Task details:
Word for word, restate every line of the material.

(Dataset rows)
· · ·
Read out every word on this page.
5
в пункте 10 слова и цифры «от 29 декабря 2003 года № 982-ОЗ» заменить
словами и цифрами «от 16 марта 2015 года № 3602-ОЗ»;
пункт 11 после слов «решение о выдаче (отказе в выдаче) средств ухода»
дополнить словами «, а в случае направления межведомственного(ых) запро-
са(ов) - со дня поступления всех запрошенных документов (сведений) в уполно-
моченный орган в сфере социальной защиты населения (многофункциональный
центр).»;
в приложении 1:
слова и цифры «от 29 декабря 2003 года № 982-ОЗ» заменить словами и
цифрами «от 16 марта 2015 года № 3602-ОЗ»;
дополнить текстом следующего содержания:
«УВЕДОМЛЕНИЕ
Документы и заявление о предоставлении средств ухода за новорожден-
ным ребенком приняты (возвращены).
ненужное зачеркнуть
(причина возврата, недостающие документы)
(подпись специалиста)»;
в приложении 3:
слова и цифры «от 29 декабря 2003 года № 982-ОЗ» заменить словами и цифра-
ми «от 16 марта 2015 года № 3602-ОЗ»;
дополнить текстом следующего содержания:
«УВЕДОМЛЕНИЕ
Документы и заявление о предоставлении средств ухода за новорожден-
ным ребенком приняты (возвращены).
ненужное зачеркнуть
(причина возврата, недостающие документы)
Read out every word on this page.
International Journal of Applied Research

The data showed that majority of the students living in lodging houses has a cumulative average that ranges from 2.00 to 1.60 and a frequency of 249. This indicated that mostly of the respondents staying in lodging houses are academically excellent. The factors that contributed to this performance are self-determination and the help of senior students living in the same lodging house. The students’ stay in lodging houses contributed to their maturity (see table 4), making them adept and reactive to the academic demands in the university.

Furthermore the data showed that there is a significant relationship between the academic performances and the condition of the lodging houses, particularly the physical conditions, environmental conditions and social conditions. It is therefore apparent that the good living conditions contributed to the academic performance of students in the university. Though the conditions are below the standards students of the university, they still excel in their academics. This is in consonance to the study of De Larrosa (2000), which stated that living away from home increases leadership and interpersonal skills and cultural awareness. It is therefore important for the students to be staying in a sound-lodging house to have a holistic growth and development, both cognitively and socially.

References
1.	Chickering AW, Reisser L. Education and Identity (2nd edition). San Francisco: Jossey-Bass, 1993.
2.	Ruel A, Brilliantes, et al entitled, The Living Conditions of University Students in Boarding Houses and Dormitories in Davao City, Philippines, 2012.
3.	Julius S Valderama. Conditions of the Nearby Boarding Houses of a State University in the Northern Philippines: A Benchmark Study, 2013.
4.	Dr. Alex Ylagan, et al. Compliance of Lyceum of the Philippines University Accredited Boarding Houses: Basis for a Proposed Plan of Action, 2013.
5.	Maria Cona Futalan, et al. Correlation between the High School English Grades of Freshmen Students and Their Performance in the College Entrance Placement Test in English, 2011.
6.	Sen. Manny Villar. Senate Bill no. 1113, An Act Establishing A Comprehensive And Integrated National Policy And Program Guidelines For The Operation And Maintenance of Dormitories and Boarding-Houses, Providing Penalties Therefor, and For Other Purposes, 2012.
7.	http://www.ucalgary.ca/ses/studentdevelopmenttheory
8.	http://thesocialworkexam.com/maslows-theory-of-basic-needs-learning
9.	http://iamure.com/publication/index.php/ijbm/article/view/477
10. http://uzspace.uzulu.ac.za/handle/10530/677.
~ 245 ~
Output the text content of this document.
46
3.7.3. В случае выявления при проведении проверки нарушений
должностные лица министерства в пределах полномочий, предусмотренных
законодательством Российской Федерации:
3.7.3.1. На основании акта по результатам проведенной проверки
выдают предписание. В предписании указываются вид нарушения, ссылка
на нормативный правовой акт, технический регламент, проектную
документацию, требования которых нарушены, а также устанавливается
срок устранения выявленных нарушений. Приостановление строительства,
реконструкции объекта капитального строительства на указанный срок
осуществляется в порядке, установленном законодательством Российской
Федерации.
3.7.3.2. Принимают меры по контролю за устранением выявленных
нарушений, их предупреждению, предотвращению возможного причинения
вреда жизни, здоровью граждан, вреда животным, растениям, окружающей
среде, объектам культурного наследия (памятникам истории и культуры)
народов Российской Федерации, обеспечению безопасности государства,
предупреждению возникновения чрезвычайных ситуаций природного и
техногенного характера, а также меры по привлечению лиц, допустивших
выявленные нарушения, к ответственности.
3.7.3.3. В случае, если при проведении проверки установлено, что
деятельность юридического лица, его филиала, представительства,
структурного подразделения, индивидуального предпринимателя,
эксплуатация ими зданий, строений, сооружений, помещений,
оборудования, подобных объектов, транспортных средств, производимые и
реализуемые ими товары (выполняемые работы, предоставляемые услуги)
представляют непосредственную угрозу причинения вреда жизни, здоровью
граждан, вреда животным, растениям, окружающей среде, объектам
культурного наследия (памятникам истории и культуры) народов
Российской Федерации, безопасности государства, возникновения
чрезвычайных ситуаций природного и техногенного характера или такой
· · ·
Answer in full:
Read out every word on this page.
5
в пункте 10 слова и цифры «от 29 декабря 2003 года № 982-ОЗ» заменить
словами и цифрами «от 16 марта 2015 года № 3602-ОЗ»;
пункт 11 после слов «решение о выдаче (отказе в выдаче) средств ухода»
дополнить словами «, а в случае направления межведомственного(ых) запро-
са(ов) - со дня поступления всех запрошенных документов (сведений) в уполно-
моченный орган в сфере социальной защиты населения (многофункциональный
центр).»;
в приложении 1:
слова и цифры «от 29 декабря 2003 года № 982-ОЗ» заменить словами и
цифрами «от 16 марта 2015 года № 3602-ОЗ»;
дополнить текстом следующего содержания:
«УВЕДОМЛЕНИЕ
Документы и заявление о предоставлении средств ухода за новорожден-
ным ребенком приняты (возвращены).
ненужное зачеркнуть
(причина возврата, недостающие документы)
(подпись специалиста)»;
в приложении 3:
слова и цифры «от 29 декабря 2003 года № 982-ОЗ» заменить словами и цифра-
ми «от 16 марта 2015 года № 3602-ОЗ»;
дополнить текстом следующего содержания:
«УВЕДОМЛЕНИЕ
Документы и заявление о предоставлении средств ухода за новорожден-
ным ребенком приняты (возвращены).
ненужное зачеркнуть
(причина возврата, недостающие документы)
Read out every word on this page.
International Journal of Applied Research

The data showed that majority of the students living in lodging houses has a cumulative average that ranges from 2.00 to 1.60 and a frequency of 249. This indicated that mostly of the respondents staying in lodging houses are academically excellent. The factors that contributed to this performance are self-determination and the help of senior students living in the same lodging house. The students’ stay in lodging houses contributed to their maturity (see table 4), making them adept and reactive to the academic demands in the university.

Furthermore the data showed that there is a significant relationship between the academic performances and the condition of the lodging houses, particularly the physical conditions, environmental conditions and social conditions. It is therefore apparent that the good living conditions contributed to the academic performance of students in the university. Though the conditions are below the standards students of the university, they still excel in their academics. This is in consonance to the study of De Larrosa (2000), which stated that living away from home increases leadership and interpersonal skills and cultural awareness. It is therefore important for the students to be staying in a sound-lodging house to have a holistic growth and development, both cognitively and socially.

References
1.	Chickering AW, Reisser L. Education and Identity (2nd edition). San Francisco: Jossey-Bass, 1993.
2.	Ruel A, Brilliantes, et al entitled, The Living Conditions of University Students in Boarding Houses and Dormitories in Davao City, Philippines, 2012.
3.	Julius S Valderama. Conditions of the Nearby Boarding Houses of a State University in the Northern Philippines: A Benchmark Study, 2013.
4.	Dr. Alex Ylagan, et al. Compliance of Lyceum of the Philippines University Accredited Boarding Houses: Basis for a Proposed Plan of Action, 2013.
5.	Maria Cona Futalan, et al. Correlation between the High School English Grades of Freshmen Students and Their Performance in the College Entrance Placement Test in English, 2011.
6.	Sen. Manny Villar. Senate Bill no. 1113, An Act Establishing A Comprehensive And Integrated National Policy And Program Guidelines For The Operation And Maintenance of Dormitories and Boarding-Houses, Providing Penalties Therefor, and For Other Purposes, 2012.
7.	http://www.ucalgary.ca/ses/studentdevelopmenttheory
8.	http://thesocialworkexam.com/maslows-theory-of-basic-needs-learning
9.	http://iamure.com/publication/index.php/ijbm/article/view/477
10. http://uzspace.uzulu.ac.za/handle/10530/677.
~ 245 ~
Output the text content of this document.
46
3.7.3. В случае выявления при проведении проверки нарушений
должностные лица министерства в пределах полномочий, предусмотренных
законодательством Российской Федерации:
3.7.3.1. На основании акта по результатам проведенной проверки
выдают предписание. В предписании указываются вид нарушения, ссылка
на нормативный правовой акт, технический регламент, проектную
документацию, требования которых нарушены, а также устанавливается
срок устранения выявленных нарушений. Приостановление строительства,
реконструкции объекта капитального строительства на указанный срок
осуществляется в порядке, установленном законодательством Российской
Федерации.
3.7.3.2. Принимают меры по контролю за устранением выявленных
нарушений, их предупреждению, предотвращению возможного причинения
вреда жизни, здоровью граждан, вреда животным, растениям, окружающей
среде, объектам культурного наследия (памятникам истории и культуры)
народов Российской Федерации, обеспечению безопасности государства,
предупреждению возникновения чрезвычайных ситуаций природного и
техногенного характера, а также меры по привлечению лиц, допустивших
выявленные нарушения, к ответственности.
3.7.3.3. В случае, если при проведении проверки установлено, что
деятельность юридического лица, его филиала, представительства,
структурного подразделения, индивидуального предпринимателя,
эксплуатация ими зданий, строений, сооружений, помещений,
оборудования, подобных объектов, транспортных средств, производимые и
реализуемые ими товары (выполняемые работы, предоставляемые услуги)
представляют непосредственную угрозу причинения вреда жизни, здоровью
граждан, вреда животным, растениям, окружающей среде, объектам
культурного наследия (памятникам истории и культуры) народов
Российской Федерации, безопасности государства, возникновения
чрезвычайных ситуаций природного и техногенного характера или такой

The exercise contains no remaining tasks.